#### What the task asks
Identify all lines of the data containing the string "tiền" and copy them.

#### Items from a dataset
● ● ● ● ●
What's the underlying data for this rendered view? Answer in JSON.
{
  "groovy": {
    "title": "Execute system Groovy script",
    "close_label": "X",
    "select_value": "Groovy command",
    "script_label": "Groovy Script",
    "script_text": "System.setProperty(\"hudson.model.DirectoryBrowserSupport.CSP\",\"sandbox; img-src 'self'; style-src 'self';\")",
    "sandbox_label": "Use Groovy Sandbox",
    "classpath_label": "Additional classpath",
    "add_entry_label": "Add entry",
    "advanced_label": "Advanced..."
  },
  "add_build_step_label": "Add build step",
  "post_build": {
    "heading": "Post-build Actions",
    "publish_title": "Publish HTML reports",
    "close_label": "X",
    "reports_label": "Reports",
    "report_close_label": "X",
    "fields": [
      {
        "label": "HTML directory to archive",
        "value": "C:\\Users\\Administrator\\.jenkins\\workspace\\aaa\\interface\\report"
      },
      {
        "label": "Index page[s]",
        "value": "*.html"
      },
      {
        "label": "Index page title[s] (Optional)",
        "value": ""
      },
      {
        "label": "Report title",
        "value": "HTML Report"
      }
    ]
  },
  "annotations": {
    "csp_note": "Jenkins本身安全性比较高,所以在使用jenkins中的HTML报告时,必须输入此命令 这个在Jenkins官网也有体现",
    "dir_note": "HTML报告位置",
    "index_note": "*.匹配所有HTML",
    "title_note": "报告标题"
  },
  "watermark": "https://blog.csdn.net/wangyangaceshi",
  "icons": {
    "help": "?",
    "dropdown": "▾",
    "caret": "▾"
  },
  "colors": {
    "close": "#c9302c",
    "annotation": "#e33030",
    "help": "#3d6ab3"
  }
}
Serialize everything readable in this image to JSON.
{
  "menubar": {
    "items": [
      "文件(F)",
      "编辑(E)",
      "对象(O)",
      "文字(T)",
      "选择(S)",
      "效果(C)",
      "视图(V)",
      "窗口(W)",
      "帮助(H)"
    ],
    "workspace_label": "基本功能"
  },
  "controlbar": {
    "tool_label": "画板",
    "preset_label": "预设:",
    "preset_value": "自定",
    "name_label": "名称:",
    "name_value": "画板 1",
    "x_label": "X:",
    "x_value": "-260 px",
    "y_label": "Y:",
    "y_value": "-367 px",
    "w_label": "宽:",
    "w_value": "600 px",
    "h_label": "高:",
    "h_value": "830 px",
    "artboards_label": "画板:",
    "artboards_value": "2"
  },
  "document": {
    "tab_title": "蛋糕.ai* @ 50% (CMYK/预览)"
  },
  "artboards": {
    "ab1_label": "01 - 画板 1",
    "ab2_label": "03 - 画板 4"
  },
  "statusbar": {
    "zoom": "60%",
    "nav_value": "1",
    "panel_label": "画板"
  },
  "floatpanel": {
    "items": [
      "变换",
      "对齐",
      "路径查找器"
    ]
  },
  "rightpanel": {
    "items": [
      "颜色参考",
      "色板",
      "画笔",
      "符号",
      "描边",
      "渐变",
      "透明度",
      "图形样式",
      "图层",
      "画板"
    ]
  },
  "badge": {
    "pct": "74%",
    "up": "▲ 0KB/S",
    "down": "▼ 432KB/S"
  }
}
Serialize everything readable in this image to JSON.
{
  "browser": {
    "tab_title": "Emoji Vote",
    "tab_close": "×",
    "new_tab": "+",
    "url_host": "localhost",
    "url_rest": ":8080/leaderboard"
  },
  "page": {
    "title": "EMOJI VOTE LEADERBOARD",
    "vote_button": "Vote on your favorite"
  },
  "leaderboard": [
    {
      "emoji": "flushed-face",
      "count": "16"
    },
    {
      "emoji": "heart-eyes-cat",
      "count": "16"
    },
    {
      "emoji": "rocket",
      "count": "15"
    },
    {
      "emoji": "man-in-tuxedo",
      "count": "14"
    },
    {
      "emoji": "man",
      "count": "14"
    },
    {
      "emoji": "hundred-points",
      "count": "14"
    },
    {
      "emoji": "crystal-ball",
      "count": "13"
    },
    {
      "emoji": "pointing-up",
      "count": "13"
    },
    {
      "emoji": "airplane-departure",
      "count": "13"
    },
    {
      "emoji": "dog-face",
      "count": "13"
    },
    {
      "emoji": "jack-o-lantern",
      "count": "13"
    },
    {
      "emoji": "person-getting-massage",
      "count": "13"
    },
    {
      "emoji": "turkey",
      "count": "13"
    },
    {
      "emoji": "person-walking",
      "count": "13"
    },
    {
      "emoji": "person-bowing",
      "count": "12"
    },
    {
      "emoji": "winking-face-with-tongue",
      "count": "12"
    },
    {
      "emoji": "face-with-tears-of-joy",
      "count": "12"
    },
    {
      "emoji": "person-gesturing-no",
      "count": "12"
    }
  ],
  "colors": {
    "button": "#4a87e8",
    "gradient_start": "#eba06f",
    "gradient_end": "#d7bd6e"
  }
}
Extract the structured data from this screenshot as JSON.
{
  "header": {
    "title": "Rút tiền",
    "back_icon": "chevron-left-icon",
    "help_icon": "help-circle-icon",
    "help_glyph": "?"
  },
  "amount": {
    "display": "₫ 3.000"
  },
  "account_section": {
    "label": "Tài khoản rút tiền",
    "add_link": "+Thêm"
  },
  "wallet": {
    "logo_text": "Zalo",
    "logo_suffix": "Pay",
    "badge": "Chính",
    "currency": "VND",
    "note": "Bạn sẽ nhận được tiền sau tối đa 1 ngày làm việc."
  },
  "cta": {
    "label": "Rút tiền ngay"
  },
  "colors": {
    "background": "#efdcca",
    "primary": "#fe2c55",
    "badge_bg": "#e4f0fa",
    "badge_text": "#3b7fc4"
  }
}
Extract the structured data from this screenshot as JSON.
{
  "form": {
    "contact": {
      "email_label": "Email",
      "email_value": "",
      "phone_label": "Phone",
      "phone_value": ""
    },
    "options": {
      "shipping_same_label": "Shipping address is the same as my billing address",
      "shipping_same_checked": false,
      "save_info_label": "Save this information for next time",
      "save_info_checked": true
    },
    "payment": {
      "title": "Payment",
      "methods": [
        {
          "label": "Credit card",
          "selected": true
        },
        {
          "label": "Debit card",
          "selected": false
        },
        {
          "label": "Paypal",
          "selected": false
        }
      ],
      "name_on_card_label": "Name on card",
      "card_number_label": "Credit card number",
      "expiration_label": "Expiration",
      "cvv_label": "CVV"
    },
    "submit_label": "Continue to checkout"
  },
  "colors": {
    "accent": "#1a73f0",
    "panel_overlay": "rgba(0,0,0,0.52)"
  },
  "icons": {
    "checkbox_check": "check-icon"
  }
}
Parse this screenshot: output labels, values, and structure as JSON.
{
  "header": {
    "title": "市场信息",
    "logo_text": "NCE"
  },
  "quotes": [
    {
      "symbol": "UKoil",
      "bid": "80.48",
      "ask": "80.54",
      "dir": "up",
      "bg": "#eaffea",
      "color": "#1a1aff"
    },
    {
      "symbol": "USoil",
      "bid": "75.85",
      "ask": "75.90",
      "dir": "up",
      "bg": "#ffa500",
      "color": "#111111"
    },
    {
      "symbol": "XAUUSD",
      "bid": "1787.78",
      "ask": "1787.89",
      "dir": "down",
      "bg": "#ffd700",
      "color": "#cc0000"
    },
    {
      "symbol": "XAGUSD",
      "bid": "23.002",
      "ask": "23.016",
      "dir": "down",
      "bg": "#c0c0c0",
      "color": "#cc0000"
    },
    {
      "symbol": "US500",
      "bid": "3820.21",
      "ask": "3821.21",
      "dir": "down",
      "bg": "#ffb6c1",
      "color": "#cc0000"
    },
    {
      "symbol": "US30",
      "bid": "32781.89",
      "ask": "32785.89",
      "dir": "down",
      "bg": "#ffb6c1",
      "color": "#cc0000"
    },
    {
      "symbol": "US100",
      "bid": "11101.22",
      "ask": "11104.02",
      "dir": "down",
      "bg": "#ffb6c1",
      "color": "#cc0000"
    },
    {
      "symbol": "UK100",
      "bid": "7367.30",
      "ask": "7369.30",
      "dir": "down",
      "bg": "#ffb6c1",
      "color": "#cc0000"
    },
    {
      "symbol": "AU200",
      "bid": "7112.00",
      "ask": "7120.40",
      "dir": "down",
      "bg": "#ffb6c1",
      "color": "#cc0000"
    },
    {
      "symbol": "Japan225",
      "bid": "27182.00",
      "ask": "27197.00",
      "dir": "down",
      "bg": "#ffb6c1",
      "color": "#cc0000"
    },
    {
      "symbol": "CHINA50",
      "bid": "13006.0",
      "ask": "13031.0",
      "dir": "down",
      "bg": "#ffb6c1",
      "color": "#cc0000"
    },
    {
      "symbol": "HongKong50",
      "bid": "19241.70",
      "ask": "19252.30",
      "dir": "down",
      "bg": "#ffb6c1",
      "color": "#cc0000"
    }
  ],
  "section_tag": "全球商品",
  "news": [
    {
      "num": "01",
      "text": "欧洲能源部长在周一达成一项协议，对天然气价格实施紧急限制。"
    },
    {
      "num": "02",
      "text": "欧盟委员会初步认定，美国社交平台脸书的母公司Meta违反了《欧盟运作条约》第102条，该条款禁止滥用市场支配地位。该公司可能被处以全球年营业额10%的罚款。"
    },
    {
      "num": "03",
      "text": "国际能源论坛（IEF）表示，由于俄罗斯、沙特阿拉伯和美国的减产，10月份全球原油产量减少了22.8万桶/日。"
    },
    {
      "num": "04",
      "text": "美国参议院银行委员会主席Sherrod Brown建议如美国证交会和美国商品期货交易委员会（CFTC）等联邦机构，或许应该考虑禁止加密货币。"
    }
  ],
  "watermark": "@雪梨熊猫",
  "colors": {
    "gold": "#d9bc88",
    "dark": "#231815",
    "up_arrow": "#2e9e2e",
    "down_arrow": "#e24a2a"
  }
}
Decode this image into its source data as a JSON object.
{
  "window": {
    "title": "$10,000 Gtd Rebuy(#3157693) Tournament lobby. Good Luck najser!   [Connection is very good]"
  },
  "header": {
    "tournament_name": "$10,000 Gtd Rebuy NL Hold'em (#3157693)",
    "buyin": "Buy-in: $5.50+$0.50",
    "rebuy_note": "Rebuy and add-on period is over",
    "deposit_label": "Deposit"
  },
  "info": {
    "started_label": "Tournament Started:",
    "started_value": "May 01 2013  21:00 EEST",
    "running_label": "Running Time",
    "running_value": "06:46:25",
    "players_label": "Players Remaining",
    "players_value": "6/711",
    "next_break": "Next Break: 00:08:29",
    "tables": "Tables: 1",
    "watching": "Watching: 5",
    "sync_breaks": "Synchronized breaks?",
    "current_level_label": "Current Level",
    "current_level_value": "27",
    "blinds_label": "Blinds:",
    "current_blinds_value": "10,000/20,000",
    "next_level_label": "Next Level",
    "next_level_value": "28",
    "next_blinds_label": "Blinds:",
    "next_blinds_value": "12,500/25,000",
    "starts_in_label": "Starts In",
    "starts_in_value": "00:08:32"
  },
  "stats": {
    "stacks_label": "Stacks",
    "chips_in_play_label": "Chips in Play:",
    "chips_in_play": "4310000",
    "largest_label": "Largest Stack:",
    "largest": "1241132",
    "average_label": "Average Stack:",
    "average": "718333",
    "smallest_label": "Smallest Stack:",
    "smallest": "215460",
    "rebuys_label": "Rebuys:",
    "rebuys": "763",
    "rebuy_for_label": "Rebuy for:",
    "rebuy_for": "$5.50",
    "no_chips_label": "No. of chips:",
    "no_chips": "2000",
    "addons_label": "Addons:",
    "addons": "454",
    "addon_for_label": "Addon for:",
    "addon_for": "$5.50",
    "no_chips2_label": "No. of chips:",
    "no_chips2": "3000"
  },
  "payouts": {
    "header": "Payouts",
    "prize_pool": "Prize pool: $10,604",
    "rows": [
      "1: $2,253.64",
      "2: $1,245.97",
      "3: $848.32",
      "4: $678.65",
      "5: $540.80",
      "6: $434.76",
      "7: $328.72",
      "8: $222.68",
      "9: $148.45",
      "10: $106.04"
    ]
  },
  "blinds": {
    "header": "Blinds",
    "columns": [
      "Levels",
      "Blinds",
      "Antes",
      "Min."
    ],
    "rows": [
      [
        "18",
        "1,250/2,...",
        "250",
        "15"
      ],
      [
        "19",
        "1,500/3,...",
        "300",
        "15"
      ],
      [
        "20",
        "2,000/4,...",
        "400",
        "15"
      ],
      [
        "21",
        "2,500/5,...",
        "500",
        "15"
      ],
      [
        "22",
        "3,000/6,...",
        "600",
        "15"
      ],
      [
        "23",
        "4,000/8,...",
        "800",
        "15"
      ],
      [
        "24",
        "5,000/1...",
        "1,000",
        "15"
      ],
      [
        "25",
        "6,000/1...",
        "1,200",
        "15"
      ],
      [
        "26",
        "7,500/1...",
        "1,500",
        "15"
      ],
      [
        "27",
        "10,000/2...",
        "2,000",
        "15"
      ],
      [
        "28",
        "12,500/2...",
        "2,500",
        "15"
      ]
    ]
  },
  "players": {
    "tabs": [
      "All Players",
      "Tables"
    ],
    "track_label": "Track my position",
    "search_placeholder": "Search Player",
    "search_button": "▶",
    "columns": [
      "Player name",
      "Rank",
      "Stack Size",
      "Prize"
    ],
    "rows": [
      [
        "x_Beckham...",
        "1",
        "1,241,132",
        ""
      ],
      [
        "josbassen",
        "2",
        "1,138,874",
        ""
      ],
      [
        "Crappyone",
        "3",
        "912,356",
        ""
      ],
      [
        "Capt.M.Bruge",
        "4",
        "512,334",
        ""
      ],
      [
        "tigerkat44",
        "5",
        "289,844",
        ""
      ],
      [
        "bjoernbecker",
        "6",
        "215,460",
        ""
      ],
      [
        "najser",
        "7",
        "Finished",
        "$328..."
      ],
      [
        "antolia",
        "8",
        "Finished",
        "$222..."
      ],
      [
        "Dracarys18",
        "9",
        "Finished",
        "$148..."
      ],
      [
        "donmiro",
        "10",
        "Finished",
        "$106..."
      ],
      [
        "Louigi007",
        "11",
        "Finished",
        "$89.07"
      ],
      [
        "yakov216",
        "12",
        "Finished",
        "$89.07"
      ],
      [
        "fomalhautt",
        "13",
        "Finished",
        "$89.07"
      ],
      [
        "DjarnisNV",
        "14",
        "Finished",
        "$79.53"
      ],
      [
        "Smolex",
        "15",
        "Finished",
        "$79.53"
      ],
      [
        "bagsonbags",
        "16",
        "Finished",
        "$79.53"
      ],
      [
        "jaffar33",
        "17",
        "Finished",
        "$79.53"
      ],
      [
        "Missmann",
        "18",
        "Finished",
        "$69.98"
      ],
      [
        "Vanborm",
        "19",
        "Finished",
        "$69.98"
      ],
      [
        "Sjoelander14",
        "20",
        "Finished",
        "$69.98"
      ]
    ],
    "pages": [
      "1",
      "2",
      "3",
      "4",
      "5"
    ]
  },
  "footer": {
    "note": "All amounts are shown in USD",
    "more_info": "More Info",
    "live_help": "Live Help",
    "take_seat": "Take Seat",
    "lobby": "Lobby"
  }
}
● ● ● ● ●
#### Final result
    "title": "Rút tiền",
    "label": "Tài khoản rút tiền",
    "note": "Bạn sẽ nhận được tiền sau tối đa 1 ngày làm việc."
    "label": "Rút tiền ngay"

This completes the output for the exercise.